• _WORK REQUIRED_
Write out all the data again, exactly as it stands.
** START AVAILABLE RECORDS **
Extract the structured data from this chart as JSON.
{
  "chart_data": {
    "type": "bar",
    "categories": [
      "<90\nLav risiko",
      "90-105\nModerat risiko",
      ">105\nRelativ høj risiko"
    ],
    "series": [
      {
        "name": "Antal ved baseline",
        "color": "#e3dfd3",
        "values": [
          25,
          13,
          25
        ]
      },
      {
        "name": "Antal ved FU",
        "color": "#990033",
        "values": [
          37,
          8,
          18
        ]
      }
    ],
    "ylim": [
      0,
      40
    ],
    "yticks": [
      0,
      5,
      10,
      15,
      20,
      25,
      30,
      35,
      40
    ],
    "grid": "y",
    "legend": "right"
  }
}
** END AVAILABLE RECORDS **
• _OUTPUT FOR THIS TASK_
Extract the structured data from this chart as JSON.
{
  "chart_data": {
    "type": "bar",
    "categories": [
      "<90\nLav risiko",
      "90-105\nModerat risiko",
      ">105\nRelativ høj risiko"
    ],
    "series": [
      {
        "name": "Antal ved baseline",
        "color": "#e3dfd3",
        "values": [
          25,
          13,
          25
        ]
      },
      {
        "name": "Antal ved FU",
        "color": "#990033",
        "values": [
          37,
          8,
          18
        ]
      }
    ],
    "ylim": [
      0,
      40
    ],
    "yticks": [
      0,
      5,
      10,
      15,
      20,
      25,
      30,
      35,
      40
    ],
    "grid": "y",
    "legend": "right"
  }
}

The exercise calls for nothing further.